* [WHAT YOU ARE ASKED TO DO] Say how many lines contain the string "with". Give no other output.

====== DATA SHOWN

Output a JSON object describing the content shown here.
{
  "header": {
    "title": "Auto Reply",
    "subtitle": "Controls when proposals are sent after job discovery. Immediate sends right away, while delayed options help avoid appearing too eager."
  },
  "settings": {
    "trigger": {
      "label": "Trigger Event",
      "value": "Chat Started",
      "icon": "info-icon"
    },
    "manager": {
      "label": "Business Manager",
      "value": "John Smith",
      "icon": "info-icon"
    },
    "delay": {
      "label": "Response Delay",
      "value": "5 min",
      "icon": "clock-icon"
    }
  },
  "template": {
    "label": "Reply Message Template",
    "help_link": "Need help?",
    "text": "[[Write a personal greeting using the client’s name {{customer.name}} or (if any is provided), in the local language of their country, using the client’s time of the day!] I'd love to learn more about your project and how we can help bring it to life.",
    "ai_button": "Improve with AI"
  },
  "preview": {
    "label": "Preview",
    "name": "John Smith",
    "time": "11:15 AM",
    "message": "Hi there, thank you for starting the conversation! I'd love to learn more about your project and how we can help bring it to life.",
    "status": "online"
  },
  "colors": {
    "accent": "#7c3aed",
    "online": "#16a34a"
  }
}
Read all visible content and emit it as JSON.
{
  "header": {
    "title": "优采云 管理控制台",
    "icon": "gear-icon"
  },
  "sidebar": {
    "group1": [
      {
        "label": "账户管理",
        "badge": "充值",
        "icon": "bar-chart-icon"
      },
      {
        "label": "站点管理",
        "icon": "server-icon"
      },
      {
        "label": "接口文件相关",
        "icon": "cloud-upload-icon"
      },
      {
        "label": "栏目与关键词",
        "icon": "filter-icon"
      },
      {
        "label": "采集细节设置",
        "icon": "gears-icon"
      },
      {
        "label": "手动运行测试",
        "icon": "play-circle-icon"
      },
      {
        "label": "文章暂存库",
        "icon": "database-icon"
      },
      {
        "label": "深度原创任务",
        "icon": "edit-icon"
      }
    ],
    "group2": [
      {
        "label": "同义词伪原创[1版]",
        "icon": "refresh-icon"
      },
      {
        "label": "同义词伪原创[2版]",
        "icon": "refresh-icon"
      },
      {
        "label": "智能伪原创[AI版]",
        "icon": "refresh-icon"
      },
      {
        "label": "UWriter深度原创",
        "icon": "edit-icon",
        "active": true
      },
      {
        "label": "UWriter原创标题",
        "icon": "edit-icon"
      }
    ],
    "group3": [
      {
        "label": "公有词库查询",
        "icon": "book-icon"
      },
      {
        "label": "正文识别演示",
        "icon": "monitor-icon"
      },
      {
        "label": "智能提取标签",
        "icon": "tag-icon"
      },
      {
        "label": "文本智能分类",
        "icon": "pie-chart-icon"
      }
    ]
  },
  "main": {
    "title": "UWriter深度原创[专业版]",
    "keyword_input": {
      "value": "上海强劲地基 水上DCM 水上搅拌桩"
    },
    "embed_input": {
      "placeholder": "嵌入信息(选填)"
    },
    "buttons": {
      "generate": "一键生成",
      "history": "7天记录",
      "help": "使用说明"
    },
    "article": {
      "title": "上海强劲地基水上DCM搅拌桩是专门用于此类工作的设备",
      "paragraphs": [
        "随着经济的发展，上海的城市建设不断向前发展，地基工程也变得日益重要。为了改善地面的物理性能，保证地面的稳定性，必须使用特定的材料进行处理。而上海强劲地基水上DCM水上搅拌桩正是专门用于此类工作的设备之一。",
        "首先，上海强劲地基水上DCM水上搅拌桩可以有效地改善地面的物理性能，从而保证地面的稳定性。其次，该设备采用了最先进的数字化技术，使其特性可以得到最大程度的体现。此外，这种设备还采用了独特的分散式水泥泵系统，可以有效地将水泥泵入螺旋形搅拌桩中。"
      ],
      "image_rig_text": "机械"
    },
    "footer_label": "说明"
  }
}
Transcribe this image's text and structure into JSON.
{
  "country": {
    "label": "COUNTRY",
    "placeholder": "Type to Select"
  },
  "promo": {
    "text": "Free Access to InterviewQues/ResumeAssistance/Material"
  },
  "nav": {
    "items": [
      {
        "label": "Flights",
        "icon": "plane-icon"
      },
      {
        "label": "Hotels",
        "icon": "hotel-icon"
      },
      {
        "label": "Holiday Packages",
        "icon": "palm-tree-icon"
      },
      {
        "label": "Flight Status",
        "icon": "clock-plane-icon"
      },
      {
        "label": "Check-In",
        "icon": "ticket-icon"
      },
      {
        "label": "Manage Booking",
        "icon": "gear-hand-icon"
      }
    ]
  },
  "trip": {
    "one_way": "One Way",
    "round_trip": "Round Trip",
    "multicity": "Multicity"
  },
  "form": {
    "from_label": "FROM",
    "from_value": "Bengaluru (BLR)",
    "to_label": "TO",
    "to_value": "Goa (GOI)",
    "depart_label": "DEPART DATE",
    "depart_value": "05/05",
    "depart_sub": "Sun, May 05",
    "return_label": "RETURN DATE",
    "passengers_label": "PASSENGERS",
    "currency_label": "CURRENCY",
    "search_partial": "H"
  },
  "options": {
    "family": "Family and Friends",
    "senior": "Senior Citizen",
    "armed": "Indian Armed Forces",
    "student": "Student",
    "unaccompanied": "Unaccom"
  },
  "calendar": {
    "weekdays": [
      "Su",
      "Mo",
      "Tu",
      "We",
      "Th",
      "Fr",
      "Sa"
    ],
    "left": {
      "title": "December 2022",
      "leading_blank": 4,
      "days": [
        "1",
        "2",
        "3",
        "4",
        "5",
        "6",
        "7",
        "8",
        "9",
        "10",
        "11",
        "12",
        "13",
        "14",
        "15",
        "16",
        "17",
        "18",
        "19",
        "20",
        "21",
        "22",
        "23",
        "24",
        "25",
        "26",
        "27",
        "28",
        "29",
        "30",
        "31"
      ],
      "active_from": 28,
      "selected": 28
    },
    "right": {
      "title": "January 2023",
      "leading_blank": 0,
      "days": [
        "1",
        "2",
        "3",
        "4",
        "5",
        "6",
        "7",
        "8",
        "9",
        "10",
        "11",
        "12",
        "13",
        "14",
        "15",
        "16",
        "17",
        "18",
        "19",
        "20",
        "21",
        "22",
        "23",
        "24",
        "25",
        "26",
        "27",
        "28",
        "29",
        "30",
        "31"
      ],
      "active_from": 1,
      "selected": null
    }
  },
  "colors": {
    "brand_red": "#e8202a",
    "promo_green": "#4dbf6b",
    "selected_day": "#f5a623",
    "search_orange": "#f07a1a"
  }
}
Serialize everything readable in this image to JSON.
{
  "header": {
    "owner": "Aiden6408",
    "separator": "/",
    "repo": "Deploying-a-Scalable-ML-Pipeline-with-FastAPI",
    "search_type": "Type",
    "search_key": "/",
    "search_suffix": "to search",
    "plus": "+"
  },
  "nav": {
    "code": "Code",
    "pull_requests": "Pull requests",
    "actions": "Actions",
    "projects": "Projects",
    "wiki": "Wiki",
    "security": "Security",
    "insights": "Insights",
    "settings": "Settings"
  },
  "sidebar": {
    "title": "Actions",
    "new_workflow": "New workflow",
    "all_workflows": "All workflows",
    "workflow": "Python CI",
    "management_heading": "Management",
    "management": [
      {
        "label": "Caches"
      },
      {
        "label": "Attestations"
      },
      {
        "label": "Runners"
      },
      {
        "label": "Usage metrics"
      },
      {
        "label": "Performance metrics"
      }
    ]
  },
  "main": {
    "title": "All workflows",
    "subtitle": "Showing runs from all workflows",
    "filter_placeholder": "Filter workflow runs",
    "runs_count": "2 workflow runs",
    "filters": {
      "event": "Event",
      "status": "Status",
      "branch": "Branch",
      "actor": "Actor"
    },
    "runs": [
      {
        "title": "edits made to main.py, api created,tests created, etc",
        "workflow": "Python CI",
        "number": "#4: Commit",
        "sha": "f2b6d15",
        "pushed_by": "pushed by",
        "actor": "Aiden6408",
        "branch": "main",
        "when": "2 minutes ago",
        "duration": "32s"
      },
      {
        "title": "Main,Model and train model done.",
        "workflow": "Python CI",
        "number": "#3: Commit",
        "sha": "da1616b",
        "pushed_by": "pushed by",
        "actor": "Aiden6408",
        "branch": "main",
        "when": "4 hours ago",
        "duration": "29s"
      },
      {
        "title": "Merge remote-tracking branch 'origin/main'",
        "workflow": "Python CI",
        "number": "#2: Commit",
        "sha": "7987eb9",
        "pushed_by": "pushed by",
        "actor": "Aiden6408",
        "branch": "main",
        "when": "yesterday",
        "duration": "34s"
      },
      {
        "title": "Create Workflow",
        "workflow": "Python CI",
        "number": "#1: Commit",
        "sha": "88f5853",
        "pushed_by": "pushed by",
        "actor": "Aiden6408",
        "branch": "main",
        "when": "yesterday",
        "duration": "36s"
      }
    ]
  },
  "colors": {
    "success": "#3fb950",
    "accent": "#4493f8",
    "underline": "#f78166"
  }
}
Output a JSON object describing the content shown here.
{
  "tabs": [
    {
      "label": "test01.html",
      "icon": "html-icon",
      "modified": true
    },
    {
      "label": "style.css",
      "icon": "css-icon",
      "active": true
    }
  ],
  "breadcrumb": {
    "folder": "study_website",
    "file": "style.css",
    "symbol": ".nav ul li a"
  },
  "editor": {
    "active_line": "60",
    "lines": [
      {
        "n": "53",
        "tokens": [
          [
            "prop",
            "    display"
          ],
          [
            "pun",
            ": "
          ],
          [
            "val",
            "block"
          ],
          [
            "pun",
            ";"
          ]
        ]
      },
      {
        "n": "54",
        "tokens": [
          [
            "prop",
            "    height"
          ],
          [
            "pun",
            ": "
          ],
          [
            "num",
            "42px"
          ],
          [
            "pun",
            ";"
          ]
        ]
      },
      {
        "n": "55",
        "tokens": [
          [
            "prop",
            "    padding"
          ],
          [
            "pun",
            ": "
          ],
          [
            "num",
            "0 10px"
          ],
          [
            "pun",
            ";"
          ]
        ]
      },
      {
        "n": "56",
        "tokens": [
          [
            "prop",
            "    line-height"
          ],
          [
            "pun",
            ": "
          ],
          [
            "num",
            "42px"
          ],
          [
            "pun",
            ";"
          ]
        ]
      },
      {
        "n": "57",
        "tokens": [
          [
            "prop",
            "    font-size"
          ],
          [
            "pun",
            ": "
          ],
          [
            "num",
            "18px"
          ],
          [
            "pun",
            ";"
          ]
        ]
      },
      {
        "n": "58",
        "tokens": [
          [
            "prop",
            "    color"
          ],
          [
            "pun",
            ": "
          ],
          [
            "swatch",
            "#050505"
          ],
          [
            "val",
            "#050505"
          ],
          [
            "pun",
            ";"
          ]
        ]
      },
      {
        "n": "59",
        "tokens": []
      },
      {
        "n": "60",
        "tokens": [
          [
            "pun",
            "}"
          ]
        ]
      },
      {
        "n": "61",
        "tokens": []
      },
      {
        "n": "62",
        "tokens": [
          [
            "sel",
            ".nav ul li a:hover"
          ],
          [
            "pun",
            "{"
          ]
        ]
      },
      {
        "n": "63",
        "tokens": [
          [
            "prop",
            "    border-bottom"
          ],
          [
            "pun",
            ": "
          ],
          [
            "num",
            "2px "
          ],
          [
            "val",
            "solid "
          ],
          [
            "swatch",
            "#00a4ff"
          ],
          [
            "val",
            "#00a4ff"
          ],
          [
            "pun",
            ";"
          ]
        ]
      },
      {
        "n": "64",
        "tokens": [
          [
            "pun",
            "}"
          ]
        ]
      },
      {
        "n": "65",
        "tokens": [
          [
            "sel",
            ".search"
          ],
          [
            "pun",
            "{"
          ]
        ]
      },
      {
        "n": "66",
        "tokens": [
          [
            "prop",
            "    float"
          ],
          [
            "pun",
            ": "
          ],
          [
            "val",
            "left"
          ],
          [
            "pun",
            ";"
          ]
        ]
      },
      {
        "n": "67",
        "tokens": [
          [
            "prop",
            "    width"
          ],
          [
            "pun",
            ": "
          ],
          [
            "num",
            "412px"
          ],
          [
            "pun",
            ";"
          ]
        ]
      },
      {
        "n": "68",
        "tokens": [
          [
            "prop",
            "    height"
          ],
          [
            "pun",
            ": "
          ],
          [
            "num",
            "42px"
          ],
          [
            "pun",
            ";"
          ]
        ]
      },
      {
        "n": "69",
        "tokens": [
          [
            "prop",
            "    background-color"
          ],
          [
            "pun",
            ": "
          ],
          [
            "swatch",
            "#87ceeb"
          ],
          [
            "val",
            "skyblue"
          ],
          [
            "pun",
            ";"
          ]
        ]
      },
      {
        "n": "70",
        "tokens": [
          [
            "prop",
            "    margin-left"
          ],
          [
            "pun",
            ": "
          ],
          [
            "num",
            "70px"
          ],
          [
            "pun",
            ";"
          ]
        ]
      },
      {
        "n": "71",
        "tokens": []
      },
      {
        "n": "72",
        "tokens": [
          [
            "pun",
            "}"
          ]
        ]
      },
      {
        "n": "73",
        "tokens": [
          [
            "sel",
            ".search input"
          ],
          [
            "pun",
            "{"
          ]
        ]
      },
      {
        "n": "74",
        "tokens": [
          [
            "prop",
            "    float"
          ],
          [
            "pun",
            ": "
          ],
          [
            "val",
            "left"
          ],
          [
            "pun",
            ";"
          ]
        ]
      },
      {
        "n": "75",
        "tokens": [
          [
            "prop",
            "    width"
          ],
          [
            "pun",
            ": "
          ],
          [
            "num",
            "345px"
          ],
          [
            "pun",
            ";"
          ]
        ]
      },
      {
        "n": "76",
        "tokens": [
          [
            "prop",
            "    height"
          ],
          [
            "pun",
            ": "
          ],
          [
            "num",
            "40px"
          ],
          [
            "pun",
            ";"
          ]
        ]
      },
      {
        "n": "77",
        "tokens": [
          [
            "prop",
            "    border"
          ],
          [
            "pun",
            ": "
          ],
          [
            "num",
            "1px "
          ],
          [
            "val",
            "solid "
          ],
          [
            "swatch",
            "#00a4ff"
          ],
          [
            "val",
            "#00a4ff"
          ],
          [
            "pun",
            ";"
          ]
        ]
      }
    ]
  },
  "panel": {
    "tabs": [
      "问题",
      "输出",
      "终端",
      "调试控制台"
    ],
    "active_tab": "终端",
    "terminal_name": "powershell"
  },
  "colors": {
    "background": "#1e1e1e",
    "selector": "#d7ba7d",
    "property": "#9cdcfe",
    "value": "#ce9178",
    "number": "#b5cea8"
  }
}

============

* [TASK RESULT] 2